### TASK TO CARRY OUT
Select and copy out every line in the records containing "della".
>> start PROVIDED RECORDS
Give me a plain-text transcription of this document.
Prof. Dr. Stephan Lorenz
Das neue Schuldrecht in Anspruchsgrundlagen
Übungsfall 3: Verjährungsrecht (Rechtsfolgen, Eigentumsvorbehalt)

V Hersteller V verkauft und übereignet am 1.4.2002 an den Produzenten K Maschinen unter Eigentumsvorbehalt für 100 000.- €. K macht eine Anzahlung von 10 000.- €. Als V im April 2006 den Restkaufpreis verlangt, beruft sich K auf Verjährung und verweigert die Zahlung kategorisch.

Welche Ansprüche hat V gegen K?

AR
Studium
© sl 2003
>> end PROVIDED RECORDS
>> start PROVIDED RECORDS
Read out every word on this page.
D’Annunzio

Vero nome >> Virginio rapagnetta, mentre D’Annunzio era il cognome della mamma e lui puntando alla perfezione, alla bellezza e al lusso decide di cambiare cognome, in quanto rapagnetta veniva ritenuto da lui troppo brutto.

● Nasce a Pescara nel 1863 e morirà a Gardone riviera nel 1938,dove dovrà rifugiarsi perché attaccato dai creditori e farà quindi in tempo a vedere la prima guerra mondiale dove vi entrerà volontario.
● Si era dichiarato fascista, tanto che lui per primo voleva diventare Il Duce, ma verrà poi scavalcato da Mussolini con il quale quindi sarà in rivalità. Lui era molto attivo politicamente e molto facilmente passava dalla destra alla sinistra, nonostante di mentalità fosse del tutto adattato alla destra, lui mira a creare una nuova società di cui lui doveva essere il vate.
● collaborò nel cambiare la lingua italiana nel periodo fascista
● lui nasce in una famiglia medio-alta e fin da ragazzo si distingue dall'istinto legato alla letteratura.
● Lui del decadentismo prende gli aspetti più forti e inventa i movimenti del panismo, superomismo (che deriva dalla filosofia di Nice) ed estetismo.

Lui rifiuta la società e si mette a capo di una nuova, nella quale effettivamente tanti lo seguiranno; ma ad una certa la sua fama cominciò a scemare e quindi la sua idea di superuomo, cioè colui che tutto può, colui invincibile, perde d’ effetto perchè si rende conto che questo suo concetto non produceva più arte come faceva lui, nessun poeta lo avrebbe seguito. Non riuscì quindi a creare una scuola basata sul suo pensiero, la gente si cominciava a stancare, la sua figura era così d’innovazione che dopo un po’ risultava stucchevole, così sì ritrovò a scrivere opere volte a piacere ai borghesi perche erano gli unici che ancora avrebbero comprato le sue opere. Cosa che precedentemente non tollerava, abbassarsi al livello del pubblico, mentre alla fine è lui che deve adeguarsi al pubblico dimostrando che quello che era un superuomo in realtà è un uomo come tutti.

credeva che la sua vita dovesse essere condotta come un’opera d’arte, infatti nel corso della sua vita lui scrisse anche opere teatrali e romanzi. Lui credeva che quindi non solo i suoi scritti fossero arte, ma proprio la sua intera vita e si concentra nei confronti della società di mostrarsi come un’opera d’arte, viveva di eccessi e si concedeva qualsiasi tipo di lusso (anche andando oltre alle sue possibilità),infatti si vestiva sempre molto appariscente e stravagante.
>> end PROVIDED RECORDS
### CORRECT OUTPUT
Vero nome >> Virginio rapagnetta, mentre D’Annunzio era il cognome della mamma e lui puntando alla perfezione, alla bellezza e al lusso decide di cambiare cognome, in quanto rapagnetta veniva ritenuto da lui troppo brutto.
credeva che la sua vita dovesse essere condotta come un’opera d’arte, infatti nel corso della sua vita lui scrisse anche opere teatrali e romanzi. Lui credeva che quindi non solo i suoi scritti fossero arte, ma proprio la sua intera vita e si concentra nei confronti della società di mostrarsi come un’opera d’arte, viveva di eccessi e si concedeva qualsiasi tipo di lusso (anche andando oltre alle sue possibilità),infatti si vestiva sempre molto appariscente e stravagante.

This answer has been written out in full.